Objective:
Identify every line in the records below that contains the word "Столяров", and reproduce each one.
::: Task input :::
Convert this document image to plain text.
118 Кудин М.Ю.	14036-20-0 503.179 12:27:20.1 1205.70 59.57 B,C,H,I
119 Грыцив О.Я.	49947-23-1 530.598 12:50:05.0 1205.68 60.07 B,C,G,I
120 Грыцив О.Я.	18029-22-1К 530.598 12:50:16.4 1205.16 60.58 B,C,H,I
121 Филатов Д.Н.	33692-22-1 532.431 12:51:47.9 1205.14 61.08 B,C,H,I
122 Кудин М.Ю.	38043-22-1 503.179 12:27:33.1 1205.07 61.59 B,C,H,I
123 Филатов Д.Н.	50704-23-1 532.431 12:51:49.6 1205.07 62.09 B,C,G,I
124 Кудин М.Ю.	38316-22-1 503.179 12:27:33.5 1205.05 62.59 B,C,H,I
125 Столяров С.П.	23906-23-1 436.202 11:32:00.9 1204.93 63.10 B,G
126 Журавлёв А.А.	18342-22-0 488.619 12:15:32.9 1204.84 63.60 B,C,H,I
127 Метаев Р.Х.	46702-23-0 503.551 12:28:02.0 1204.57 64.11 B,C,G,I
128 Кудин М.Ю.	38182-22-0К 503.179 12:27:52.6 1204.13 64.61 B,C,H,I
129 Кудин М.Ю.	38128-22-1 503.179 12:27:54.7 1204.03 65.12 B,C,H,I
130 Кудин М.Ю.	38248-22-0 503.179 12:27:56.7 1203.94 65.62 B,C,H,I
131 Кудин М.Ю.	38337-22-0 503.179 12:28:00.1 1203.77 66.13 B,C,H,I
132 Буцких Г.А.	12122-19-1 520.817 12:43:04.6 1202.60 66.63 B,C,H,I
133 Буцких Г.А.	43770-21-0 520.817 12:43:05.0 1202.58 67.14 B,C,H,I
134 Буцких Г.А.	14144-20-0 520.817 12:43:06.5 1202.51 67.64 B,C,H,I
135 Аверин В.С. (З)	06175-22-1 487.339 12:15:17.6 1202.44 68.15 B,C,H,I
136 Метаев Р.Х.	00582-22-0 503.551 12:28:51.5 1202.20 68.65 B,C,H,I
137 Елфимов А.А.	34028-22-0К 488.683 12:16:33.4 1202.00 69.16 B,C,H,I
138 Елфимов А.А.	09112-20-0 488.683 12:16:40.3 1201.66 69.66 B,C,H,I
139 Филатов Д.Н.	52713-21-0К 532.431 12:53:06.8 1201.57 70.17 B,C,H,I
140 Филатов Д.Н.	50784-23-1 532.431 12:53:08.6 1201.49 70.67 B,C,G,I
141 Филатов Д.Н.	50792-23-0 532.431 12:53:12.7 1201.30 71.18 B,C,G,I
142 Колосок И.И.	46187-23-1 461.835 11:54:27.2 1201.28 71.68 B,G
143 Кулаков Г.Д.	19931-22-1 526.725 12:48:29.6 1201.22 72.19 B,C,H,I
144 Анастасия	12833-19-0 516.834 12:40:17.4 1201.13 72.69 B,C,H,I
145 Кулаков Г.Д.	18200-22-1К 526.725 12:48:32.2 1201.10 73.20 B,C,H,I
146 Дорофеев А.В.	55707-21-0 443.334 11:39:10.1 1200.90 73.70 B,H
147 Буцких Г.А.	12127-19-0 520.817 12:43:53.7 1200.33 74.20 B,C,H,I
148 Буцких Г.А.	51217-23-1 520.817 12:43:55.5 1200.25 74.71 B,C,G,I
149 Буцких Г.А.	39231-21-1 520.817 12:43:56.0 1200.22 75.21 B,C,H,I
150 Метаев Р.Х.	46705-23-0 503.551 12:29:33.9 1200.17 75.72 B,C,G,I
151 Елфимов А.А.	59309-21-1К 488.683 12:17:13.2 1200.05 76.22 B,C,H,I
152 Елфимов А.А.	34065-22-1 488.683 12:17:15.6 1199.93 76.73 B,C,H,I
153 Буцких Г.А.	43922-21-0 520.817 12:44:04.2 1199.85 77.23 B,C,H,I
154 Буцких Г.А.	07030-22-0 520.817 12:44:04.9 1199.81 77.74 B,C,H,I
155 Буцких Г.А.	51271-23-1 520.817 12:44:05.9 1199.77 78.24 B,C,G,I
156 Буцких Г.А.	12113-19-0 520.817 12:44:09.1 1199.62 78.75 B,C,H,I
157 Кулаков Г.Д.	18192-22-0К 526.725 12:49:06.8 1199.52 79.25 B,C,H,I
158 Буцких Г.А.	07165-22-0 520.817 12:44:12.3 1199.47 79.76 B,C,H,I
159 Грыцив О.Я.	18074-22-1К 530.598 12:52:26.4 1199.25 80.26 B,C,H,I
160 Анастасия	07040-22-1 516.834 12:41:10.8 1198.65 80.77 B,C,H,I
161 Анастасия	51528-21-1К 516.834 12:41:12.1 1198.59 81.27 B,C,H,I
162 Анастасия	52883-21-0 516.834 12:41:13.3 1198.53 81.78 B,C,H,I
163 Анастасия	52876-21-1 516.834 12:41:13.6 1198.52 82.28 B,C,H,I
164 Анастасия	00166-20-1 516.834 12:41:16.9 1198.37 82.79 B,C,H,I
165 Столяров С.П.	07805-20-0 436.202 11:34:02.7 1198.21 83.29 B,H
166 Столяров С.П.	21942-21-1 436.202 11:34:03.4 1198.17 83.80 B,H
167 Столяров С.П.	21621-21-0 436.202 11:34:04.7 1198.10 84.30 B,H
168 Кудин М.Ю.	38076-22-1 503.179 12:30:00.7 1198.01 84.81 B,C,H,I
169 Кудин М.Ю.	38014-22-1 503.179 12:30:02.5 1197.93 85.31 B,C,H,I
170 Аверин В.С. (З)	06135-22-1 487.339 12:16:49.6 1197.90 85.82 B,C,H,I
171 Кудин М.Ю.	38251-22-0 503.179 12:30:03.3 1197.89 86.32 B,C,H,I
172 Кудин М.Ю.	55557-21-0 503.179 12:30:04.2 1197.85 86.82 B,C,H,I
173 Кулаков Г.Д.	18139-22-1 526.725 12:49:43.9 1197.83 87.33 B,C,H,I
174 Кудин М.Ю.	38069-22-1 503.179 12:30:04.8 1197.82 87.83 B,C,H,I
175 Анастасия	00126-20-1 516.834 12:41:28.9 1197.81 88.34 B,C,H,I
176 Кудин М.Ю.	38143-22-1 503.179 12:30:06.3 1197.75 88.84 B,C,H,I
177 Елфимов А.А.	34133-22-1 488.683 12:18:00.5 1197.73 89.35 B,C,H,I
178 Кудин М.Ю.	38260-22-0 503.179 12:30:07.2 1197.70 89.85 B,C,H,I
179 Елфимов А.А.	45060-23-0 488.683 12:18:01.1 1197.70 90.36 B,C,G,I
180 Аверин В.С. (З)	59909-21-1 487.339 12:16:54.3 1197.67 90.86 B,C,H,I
:::
Written response:
125 Столяров С.П.	23906-23-1 436.202 11:32:00.9 1204.93 63.10 B,G
165 Столяров С.П.	07805-20-0 436.202 11:34:02.7 1198.21 83.29 B,H
166 Столяров С.П.	21942-21-1 436.202 11:34:03.4 1198.17 83.80 B,H
167 Столяров С.П.	21621-21-0 436.202 11:34:04.7 1198.10 84.30 B,H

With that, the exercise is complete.